DIRECTIVE —
The records that follow must be repeated verbatim, every one of them.

┌─ EXCERPTED DATA

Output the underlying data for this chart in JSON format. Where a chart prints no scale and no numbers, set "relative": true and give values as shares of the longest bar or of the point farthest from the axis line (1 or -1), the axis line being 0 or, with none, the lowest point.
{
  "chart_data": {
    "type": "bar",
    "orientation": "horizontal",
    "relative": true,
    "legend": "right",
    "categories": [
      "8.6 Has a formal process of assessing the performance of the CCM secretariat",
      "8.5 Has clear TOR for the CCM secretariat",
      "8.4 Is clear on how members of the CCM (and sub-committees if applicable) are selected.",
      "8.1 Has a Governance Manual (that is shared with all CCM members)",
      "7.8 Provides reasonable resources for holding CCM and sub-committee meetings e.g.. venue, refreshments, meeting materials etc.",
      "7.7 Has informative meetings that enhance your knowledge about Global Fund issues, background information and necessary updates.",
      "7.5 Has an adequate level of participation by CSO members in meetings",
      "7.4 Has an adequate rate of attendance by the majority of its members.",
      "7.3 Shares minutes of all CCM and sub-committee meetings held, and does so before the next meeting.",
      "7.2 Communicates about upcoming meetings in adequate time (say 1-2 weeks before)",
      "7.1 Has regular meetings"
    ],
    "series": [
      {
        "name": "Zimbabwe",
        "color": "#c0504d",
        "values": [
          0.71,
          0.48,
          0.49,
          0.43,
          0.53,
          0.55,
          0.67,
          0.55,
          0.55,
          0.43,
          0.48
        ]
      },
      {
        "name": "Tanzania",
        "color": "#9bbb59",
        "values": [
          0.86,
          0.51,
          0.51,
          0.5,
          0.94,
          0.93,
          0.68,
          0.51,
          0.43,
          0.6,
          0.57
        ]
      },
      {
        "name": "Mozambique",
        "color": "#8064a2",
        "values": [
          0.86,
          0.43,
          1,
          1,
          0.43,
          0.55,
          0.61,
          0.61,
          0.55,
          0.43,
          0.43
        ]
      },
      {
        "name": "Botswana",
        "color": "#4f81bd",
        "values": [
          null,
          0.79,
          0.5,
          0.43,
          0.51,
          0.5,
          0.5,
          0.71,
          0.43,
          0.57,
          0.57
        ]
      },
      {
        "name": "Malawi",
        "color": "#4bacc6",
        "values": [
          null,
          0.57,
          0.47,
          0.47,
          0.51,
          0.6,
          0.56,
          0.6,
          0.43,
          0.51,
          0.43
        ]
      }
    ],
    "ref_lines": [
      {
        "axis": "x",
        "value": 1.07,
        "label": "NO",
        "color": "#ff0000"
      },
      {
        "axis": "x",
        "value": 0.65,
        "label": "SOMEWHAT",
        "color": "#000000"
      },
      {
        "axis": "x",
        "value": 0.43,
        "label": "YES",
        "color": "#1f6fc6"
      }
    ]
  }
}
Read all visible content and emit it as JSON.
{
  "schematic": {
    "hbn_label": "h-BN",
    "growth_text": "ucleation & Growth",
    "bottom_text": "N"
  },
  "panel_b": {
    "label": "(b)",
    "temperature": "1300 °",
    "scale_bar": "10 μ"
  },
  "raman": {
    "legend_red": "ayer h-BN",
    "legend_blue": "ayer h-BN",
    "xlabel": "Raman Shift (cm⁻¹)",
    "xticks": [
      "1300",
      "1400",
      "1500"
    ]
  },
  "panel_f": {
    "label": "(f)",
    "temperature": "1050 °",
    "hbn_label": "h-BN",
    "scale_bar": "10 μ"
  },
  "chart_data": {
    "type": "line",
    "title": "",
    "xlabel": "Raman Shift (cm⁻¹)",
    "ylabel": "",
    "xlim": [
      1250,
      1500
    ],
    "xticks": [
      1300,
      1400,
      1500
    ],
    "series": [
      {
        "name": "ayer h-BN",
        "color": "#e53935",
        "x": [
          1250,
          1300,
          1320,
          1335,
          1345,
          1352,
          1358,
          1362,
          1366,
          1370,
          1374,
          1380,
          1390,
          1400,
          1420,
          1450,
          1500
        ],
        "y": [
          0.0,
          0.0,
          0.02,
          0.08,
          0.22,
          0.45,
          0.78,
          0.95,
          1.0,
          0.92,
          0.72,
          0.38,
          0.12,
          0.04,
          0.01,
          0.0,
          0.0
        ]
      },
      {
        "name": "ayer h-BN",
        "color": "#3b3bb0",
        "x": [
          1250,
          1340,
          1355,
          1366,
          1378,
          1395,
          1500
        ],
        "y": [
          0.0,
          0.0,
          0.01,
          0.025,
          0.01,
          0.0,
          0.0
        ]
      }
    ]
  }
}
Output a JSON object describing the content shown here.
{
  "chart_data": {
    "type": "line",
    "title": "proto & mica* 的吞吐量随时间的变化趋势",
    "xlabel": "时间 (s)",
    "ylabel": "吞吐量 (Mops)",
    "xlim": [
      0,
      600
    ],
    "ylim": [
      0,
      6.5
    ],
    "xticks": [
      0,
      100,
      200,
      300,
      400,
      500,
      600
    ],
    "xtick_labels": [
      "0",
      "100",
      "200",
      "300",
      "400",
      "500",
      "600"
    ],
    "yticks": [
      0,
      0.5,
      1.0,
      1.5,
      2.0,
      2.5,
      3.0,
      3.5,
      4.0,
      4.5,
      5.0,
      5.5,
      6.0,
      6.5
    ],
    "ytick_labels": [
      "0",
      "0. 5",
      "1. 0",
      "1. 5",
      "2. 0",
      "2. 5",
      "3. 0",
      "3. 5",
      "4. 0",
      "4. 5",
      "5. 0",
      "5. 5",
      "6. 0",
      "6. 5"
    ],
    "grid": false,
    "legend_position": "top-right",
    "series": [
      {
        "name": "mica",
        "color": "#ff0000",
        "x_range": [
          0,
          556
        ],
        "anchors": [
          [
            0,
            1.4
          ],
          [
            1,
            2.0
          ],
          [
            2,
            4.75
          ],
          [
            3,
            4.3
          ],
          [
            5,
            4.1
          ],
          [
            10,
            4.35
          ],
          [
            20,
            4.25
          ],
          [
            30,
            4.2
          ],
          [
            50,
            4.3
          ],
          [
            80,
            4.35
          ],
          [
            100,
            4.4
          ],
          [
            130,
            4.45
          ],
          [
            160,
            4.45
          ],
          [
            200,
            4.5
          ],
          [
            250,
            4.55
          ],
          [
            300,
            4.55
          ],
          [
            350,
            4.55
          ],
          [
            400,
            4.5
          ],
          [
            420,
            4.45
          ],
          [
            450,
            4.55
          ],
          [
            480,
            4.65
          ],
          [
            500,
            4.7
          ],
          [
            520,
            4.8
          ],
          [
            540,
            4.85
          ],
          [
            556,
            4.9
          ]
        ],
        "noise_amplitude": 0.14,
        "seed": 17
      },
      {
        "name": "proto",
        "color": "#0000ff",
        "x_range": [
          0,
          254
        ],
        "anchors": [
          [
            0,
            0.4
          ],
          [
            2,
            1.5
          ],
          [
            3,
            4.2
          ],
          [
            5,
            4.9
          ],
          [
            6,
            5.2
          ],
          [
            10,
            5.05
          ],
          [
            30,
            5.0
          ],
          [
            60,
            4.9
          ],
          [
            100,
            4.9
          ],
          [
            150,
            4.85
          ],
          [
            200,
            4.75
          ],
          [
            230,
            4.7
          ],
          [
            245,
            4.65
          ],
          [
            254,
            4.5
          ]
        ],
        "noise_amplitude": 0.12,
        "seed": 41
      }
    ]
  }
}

└─

CORRECT ANSWER —
Output the underlying data for this chart in JSON format. Where a chart prints no scale and no numbers, set "relative": true and give values as shares of the longest bar or of the point farthest from the axis line (1 or -1), the axis line being 0 or, with none, the lowest point.
{
  "chart_data": {
    "type": "bar",
    "orientation": "horizontal",
    "relative": true,
    "legend": "right",
    "categories": [
      "8.6 Has a formal process of assessing the performance of the CCM secretariat",
      "8.5 Has clear TOR for the CCM secretariat",
      "8.4 Is clear on how members of the CCM (and sub-committees if applicable) are selected.",
      "8.1 Has a Governance Manual (that is shared with all CCM members)",
      "7.8 Provides reasonable resources for holding CCM and sub-committee meetings e.g.. venue, refreshments, meeting materials etc.",
      "7.7 Has informative meetings that enhance your knowledge about Global Fund issues, background information and necessary updates.",
      "7.5 Has an adequate level of participation by CSO members in meetings",
      "7.4 Has an adequate rate of attendance by the majority of its members.",
      "7.3 Shares minutes of all CCM and sub-committee meetings held, and does so before the next meeting.",
      "7.2 Communicates about upcoming meetings in adequate time (say 1-2 weeks before)",
      "7.1 Has regular meetings"
    ],
    "series": [
      {
        "name": "Zimbabwe",
        "color": "#c0504d",
        "values": [
          0.71,
          0.48,
          0.49,
          0.43,
          0.53,
          0.55,
          0.67,
          0.55,
          0.55,
          0.43,
          0.48
        ]
      },
      {
        "name": "Tanzania",
        "color": "#9bbb59",
        "values": [
          0.86,
          0.51,
          0.51,
          0.5,
          0.94,
          0.93,
          0.68,
          0.51,
          0.43,
          0.6,
          0.57
        ]
      },
      {
        "name": "Mozambique",
        "color": "#8064a2",
        "values": [
          0.86,
          0.43,
          1,
          1,
          0.43,
          0.55,
          0.61,
          0.61,
          0.55,
          0.43,
          0.43
        ]
      },
      {
        "name": "Botswana",
        "color": "#4f81bd",
        "values": [
          null,
          0.79,
          0.5,
          0.43,
          0.51,
          0.5,
          0.5,
          0.71,
          0.43,
          0.57,
          0.57
        ]
      },
      {
        "name": "Malawi",
        "color": "#4bacc6",
        "values": [
          null,
          0.57,
          0.47,
          0.47,
          0.51,
          0.6,
          0.56,
          0.6,
          0.43,
          0.51,
          0.43
        ]
      }
    ],
    "ref_lines": [
      {
        "axis": "x",
        "value": 1.07,
        "label": "NO",
        "color": "#ff0000"
      },
      {
        "axis": "x",
        "value": 0.65,
        "label": "SOMEWHAT",
        "color": "#000000"
      },
      {
        "axis": "x",
        "value": 0.43,
        "label": "YES",
        "color": "#1f6fc6"
      }
    ]
  }
}
Read all visible content and emit it as JSON.
{
  "schematic": {
    "hbn_label": "h-BN",
    "growth_text": "ucleation & Growth",
    "bottom_text": "N"
  },
  "panel_b": {
    "label": "(b)",
    "temperature": "1300 °",
    "scale_bar": "10 μ"
  },
  "raman": {
    "legend_red": "ayer h-BN",
    "legend_blue": "ayer h-BN",
    "xlabel": "Raman Shift (cm⁻¹)",
    "xticks": [
      "1300",
      "1400",
      "1500"
    ]
  },
  "panel_f": {
    "label": "(f)",
    "temperature": "1050 °",
    "hbn_label": "h-BN",
    "scale_bar": "10 μ"
  },
  "chart_data": {
    "type": "line",
    "title": "",
    "xlabel": "Raman Shift (cm⁻¹)",
    "ylabel": "",
    "xlim": [
      1250,
      1500
    ],
    "xticks": [
      1300,
      1400,
      1500
    ],
    "series": [
      {
        "name": "ayer h-BN",
        "color": "#e53935",
        "x": [
          1250,
          1300,
          1320,
          1335,
          1345,
          1352,
          1358,
          1362,
          1366,
          1370,
          1374,
          1380,
          1390,
          1400,
          1420,
          1450,
          1500
        ],
        "y": [
          0.0,
          0.0,
          0.02,
          0.08,
          0.22,
          0.45,
          0.78,
          0.95,
          1.0,
          0.92,
          0.72,
          0.38,
          0.12,
          0.04,
          0.01,
          0.0,
          0.0
        ]
      },
      {
        "name": "ayer h-BN",
        "color": "#3b3bb0",
        "x": [
          1250,
          1340,
          1355,
          1366,
          1378,
          1395,
          1500
        ],
        "y": [
          0.0,
          0.0,
          0.01,
          0.025,
          0.01,
          0.0,
          0.0
        ]
      }
    ]
  }
}
Output a JSON object describing the content shown here.
{
  "chart_data": {
    "type": "line",
    "title": "proto & mica* 的吞吐量随时间的变化趋势",
    "xlabel": "时间 (s)",
    "ylabel": "吞吐量 (Mops)",
    "xlim": [
      0,
      600
    ],
    "ylim": [
      0,
      6.5
    ],
    "xticks": [
      0,
      100,
      200,
      300,
      400,
      500,
      600
    ],
    "xtick_labels": [
      "0",
      "100",
      "200",
      "300",
      "400",
      "500",
      "600"
    ],
    "yticks": [
      0,
      0.5,
      1.0,
      1.5,
      2.0,
      2.5,
      3.0,
      3.5,
      4.0,
      4.5,
      5.0,
      5.5,
      6.0,
      6.5
    ],
    "ytick_labels": [
      "0",
      "0. 5",
      "1. 0",
      "1. 5",
      "2. 0",
      "2. 5",
      "3. 0",
      "3. 5",
      "4. 0",
      "4. 5",
      "5. 0",
      "5. 5",
      "6. 0",
      "6. 5"
    ],
    "grid": false,
    "legend_position": "top-right",
    "series": [
      {
        "name": "mica",
        "color": "#ff0000",
        "x_range": [
          0,
          556
        ],
        "anchors": [
          [
            0,
            1.4
          ],
          [
            1,
            2.0
          ],
          [
            2,
            4.75
          ],
          [
            3,
            4.3
          ],
          [
            5,
            4.1
          ],
          [
            10,
            4.35
          ],
          [
            20,
            4.25
          ],
          [
            30,
            4.2
          ],
          [
            50,
            4.3
          ],
          [
            80,
            4.35
          ],
          [
            100,
            4.4
          ],
          [
            130,
            4.45
          ],
          [
            160,
            4.45
          ],
          [
            200,
            4.5
          ],
          [
            250,
            4.55
          ],
          [
            300,
            4.55
          ],
          [
            350,
            4.55
          ],
          [
            400,
            4.5
          ],
          [
            420,
            4.45
          ],
          [
            450,
            4.55
          ],
          [
            480,
            4.65
          ],
          [
            500,
            4.7
          ],
          [
            520,
            4.8
          ],
          [
            540,
            4.85
          ],
          [
            556,
            4.9
          ]
        ],
        "noise_amplitude": 0.14,
        "seed": 17
      },
      {
        "name": "proto",
        "color": "#0000ff",
        "x_range": [
          0,
          254
        ],
        "anchors": [
          [
            0,
            0.4
          ],
          [
            2,
            1.5
          ],
          [
            3,
            4.2
          ],
          [
            5,
            4.9
          ],
          [
            6,
            5.2
          ],
          [
            10,
            5.05
          ],
          [
            30,
            5.0
          ],
          [
            60,
            4.9
          ],
          [
            100,
            4.9
          ],
          [
            150,
            4.85
          ],
          [
            200,
            4.75
          ],
          [
            230,
            4.7
          ],
          [
            245,
            4.65
          ],
          [
            254,
            4.5
          ]
        ],
        "noise_amplitude": 0.12,
        "seed": 41
      }
    ]
  }
}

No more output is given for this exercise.